EXERCISE
Work out how many lines hold "magnet". Give the number and nothing else.

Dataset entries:
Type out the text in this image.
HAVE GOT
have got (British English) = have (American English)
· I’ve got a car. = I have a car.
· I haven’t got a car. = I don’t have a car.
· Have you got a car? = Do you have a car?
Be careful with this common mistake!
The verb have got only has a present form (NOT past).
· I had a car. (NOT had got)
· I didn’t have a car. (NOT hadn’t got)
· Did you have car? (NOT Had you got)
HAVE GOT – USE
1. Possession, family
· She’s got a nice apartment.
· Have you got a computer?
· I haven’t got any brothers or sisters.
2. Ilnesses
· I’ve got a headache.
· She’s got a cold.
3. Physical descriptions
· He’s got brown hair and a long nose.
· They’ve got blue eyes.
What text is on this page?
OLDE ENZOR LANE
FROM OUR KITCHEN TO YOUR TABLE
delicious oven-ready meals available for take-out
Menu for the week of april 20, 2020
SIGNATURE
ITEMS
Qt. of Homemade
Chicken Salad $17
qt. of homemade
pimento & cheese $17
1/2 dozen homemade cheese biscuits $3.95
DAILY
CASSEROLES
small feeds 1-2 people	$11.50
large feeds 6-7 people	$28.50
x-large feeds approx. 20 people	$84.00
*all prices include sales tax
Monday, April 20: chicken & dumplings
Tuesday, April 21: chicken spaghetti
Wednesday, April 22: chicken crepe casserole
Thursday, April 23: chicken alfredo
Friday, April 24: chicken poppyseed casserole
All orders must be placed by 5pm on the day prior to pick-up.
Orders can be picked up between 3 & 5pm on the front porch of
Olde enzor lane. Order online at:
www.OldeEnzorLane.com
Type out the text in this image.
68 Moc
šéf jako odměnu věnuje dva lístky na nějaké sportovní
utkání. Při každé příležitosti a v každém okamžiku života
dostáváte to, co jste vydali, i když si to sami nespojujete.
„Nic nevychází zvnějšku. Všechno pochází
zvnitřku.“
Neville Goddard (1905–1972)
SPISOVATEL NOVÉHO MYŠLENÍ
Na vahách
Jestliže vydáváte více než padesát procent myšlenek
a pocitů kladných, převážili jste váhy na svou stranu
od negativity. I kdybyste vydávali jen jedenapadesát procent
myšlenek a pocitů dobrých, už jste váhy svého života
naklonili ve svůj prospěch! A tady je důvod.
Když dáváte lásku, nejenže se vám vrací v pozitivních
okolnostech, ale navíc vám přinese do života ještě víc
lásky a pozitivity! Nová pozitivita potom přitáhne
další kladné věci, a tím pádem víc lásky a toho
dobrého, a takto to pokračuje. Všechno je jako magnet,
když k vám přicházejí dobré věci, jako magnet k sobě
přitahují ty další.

SOLUTION
2